## begin Records for the task
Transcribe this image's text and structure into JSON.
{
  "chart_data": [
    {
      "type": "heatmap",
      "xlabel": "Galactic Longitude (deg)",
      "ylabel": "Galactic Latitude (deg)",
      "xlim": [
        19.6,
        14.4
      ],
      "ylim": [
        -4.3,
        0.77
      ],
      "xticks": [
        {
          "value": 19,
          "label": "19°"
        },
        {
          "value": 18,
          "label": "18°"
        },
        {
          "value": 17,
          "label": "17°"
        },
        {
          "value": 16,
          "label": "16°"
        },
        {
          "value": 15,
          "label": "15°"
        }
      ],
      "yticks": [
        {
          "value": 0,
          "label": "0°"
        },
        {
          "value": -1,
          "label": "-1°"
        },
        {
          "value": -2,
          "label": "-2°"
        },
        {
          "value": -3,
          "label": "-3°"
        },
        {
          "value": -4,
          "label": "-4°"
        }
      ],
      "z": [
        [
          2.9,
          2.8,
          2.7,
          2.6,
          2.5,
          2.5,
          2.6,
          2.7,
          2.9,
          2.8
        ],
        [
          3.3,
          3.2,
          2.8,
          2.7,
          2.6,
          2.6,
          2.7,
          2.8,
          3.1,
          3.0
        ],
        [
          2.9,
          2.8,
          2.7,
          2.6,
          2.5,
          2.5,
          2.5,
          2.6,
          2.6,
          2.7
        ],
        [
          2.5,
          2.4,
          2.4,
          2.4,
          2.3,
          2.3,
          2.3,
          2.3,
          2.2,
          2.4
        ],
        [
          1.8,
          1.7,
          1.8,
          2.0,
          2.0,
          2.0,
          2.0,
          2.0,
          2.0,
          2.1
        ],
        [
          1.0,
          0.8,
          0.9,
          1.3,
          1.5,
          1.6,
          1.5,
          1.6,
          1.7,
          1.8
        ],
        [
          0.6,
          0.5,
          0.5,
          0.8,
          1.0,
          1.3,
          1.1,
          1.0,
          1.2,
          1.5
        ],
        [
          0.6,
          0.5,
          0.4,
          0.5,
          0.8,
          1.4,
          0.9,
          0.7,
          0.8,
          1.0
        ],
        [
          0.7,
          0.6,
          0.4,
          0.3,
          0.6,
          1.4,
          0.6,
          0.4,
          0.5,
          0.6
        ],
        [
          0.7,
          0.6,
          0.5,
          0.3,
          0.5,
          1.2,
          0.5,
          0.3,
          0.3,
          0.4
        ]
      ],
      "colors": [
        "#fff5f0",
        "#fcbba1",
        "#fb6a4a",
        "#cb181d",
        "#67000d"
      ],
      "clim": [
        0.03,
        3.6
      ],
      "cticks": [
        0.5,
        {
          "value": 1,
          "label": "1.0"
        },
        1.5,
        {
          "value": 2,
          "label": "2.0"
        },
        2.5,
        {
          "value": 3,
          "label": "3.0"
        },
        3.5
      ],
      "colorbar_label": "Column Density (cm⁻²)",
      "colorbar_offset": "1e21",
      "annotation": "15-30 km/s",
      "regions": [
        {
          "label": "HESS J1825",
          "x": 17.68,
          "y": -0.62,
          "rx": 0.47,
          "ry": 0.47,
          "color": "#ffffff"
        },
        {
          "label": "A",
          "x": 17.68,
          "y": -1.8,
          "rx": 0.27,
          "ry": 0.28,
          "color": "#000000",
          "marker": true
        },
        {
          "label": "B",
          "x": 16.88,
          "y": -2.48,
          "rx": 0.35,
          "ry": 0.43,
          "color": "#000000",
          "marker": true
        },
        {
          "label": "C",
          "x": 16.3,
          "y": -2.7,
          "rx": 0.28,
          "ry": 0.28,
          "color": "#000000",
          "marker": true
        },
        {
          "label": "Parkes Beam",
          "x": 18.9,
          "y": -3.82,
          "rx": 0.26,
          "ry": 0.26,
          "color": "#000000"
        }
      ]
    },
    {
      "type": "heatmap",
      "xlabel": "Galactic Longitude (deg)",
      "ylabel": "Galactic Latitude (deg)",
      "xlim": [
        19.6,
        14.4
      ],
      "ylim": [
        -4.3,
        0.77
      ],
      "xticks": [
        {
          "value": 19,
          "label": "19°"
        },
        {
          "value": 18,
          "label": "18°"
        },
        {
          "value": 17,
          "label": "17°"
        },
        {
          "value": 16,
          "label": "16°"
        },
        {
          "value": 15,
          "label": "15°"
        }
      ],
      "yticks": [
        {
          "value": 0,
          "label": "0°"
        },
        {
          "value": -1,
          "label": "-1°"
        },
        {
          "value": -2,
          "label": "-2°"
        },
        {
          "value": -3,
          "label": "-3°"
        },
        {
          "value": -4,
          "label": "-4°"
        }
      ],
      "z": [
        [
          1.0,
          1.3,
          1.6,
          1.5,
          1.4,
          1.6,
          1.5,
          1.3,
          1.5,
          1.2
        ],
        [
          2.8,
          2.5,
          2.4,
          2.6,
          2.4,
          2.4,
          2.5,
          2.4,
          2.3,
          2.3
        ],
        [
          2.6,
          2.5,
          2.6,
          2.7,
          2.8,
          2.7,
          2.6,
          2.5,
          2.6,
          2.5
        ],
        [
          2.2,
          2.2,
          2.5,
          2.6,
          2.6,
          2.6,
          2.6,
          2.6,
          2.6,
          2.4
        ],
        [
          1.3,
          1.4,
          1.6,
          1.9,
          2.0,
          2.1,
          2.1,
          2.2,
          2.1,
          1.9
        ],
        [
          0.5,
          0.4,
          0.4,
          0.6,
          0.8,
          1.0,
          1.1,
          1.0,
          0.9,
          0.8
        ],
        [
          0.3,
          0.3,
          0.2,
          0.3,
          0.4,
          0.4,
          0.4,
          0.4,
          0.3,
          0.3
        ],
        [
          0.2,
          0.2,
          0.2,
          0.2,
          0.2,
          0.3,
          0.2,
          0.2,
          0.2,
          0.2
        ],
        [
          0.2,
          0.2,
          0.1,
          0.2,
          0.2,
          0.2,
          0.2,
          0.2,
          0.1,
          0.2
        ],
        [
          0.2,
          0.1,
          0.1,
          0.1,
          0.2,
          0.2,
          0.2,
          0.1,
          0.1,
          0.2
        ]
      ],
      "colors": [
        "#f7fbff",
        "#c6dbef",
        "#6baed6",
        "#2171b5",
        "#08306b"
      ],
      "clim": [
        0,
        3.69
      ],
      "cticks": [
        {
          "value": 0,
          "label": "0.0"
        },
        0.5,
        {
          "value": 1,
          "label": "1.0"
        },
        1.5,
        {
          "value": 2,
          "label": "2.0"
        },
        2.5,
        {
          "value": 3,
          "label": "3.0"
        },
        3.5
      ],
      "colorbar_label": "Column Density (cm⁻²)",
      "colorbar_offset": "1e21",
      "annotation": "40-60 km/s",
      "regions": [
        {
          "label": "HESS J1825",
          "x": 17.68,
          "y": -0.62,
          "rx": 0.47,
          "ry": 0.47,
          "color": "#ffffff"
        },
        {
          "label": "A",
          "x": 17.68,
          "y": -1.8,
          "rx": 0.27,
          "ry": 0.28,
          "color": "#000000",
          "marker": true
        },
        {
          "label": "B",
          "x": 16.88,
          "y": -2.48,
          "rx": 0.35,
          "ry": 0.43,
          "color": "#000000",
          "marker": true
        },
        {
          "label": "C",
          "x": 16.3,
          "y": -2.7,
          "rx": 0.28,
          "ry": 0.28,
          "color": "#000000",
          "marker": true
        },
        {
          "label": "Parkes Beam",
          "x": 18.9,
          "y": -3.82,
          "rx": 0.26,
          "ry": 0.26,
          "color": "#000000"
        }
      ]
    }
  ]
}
## end Records for the task
Exercise: Make an exact copy of the listing, including every line.

Solved problem:
Transcribe this image's text and structure into JSON.
{
  "chart_data": [
    {
      "type": "heatmap",
      "xlabel": "Galactic Longitude (deg)",
      "ylabel": "Galactic Latitude (deg)",
      "xlim": [
        19.6,
        14.4
      ],
      "ylim": [
        -4.3,
        0.77
      ],
      "xticks": [
        {
          "value": 19,
          "label": "19°"
        },
        {
          "value": 18,
          "label": "18°"
        },
        {
          "value": 17,
          "label": "17°"
        },
        {
          "value": 16,
          "label": "16°"
        },
        {
          "value": 15,
          "label": "15°"
        }
      ],
      "yticks": [
        {
          "value": 0,
          "label": "0°"
        },
        {
          "value": -1,
          "label": "-1°"
        },
        {
          "value": -2,
          "label": "-2°"
        },
        {
          "value": -3,
          "label": "-3°"
        },
        {
          "value": -4,
          "label": "-4°"
        }
      ],
      "z": [
        [
          2.9,
          2.8,
          2.7,
          2.6,
          2.5,
          2.5,
          2.6,
          2.7,
          2.9,
          2.8
        ],
        [
          3.3,
          3.2,
          2.8,
          2.7,
          2.6,
          2.6,
          2.7,
          2.8,
          3.1,
          3.0
        ],
        [
          2.9,
          2.8,
          2.7,
          2.6,
          2.5,
          2.5,
          2.5,
          2.6,
          2.6,
          2.7
        ],
        [
          2.5,
          2.4,
          2.4,
          2.4,
          2.3,
          2.3,
          2.3,
          2.3,
          2.2,
          2.4
        ],
        [
          1.8,
          1.7,
          1.8,
          2.0,
          2.0,
          2.0,
          2.0,
          2.0,
          2.0,
          2.1
        ],
        [
          1.0,
          0.8,
          0.9,
          1.3,
          1.5,
          1.6,
          1.5,
          1.6,
          1.7,
          1.8
        ],
        [
          0.6,
          0.5,
          0.5,
          0.8,
          1.0,
          1.3,
          1.1,
          1.0,
          1.2,
          1.5
        ],
        [
          0.6,
          0.5,
          0.4,
          0.5,
          0.8,
          1.4,
          0.9,
          0.7,
          0.8,
          1.0
        ],
        [
          0.7,
          0.6,
          0.4,
          0.3,
          0.6,
          1.4,
          0.6,
          0.4,
          0.5,
          0.6
        ],
        [
          0.7,
          0.6,
          0.5,
          0.3,
          0.5,
          1.2,
          0.5,
          0.3,
          0.3,
          0.4
        ]
      ],
      "colors": [
        "#fff5f0",
        "#fcbba1",
        "#fb6a4a",
        "#cb181d",
        "#67000d"
      ],
      "clim": [
        0.03,
        3.6
      ],
      "cticks": [
        0.5,
        {
          "value": 1,
          "label": "1.0"
        },
        1.5,
        {
          "value": 2,
          "label": "2.0"
        },
        2.5,
        {
          "value": 3,
          "label": "3.0"
        },
        3.5
      ],
      "colorbar_label": "Column Density (cm⁻²)",
      "colorbar_offset": "1e21",
      "annotation": "15-30 km/s",
      "regions": [
        {
          "label": "HESS J1825",
          "x": 17.68,
          "y": -0.62,
          "rx": 0.47,
          "ry": 0.47,
          "color": "#ffffff"
        },
        {
          "label": "A",
          "x": 17.68,
          "y": -1.8,
          "rx": 0.27,
          "ry": 0.28,
          "color": "#000000",
          "marker": true
        },
        {
          "label": "B",
          "x": 16.88,
          "y": -2.48,
          "rx": 0.35,
          "ry": 0.43,
          "color": "#000000",
          "marker": true
        },
        {
          "label": "C",
          "x": 16.3,
          "y": -2.7,
          "rx": 0.28,
          "ry": 0.28,
          "color": "#000000",
          "marker": true
        },
        {
          "label": "Parkes Beam",
          "x": 18.9,
          "y": -3.82,
          "rx": 0.26,
          "ry": 0.26,
          "color": "#000000"
        }
      ]
    },
    {
      "type": "heatmap",
      "xlabel": "Galactic Longitude (deg)",
      "ylabel": "Galactic Latitude (deg)",
      "xlim": [
        19.6,
        14.4
      ],
      "ylim": [
        -4.3,
        0.77
      ],
      "xticks": [
        {
          "value": 19,
          "label": "19°"
        },
        {
          "value": 18,
          "label": "18°"
        },
        {
          "value": 17,
          "label": "17°"
        },
        {
          "value": 16,
          "label": "16°"
        },
        {
          "value": 15,
          "label": "15°"
        }
      ],
      "yticks": [
        {
          "value": 0,
          "label": "0°"
        },
        {
          "value": -1,
          "label": "-1°"
        },
        {
          "value": -2,
          "label": "-2°"
        },
        {
          "value": -3,
          "label": "-3°"
        },
        {
          "value": -4,
          "label": "-4°"
        }
      ],
      "z": [
        [
          1.0,
          1.3,
          1.6,
          1.5,
          1.4,
          1.6,
          1.5,
          1.3,
          1.5,
          1.2
        ],
        [
          2.8,
          2.5,
          2.4,
          2.6,
          2.4,
          2.4,
          2.5,
          2.4,
          2.3,
          2.3
        ],
        [
          2.6,
          2.5,
          2.6,
          2.7,
          2.8,
          2.7,
          2.6,
          2.5,
          2.6,
          2.5
        ],
        [
          2.2,
          2.2,
          2.5,
          2.6,
          2.6,
          2.6,
          2.6,
          2.6,
          2.6,
          2.4
        ],
        [
          1.3,
          1.4,
          1.6,
          1.9,
          2.0,
          2.1,
          2.1,
          2.2,
          2.1,
          1.9
        ],
        [
          0.5,
          0.4,
          0.4,
          0.6,
          0.8,
          1.0,
          1.1,
          1.0,
          0.9,
          0.8
        ],
        [
          0.3,
          0.3,
          0.2,
          0.3,
          0.4,
          0.4,
          0.4,
          0.4,
          0.3,
          0.3
        ],
        [
          0.2,
          0.2,
          0.2,
          0.2,
          0.2,
          0.3,
          0.2,
          0.2,
          0.2,
          0.2
        ],
        [
          0.2,
          0.2,
          0.1,
          0.2,
          0.2,
          0.2,
          0.2,
          0.2,
          0.1,
          0.2
        ],
        [
          0.2,
          0.1,
          0.1,
          0.1,
          0.2,
          0.2,
          0.2,
          0.1,
          0.1,
          0.2
        ]
      ],
      "colors": [
        "#f7fbff",
        "#c6dbef",
        "#6baed6",
        "#2171b5",
        "#08306b"
      ],
      "clim": [
        0,
        3.69
      ],
      "cticks": [
        {
          "value": 0,
          "label": "0.0"
        },
        0.5,
        {
          "value": 1,
          "label": "1.0"
        },
        1.5,
        {
          "value": 2,
          "label": "2.0"
        },
        2.5,
        {
          "value": 3,
          "label": "3.0"
        },
        3.5
      ],
      "colorbar_label": "Column Density (cm⁻²)",
      "colorbar_offset": "1e21",
      "annotation": "40-60 km/s",
      "regions": [
        {
          "label": "HESS J1825",
          "x": 17.68,
          "y": -0.62,
          "rx": 0.47,
          "ry": 0.47,
          "color": "#ffffff"
        },
        {
          "label": "A",
          "x": 17.68,
          "y": -1.8,
          "rx": 0.27,
          "ry": 0.28,
          "color": "#000000",
          "marker": true
        },
        {
          "label": "B",
          "x": 16.88,
          "y": -2.48,
          "rx": 0.35,
          "ry": 0.43,
          "color": "#000000",
          "marker": true
        },
        {
          "label": "C",
          "x": 16.3,
          "y": -2.7,
          "rx": 0.28,
          "ry": 0.28,
          "color": "#000000",
          "marker": true
        },
        {
          "label": "Parkes Beam",
          "x": 18.9,
          "y": -3.82,
          "rx": 0.26,
          "ry": 0.26,
          "color": "#000000"
        }
      ]
    }
  ]
}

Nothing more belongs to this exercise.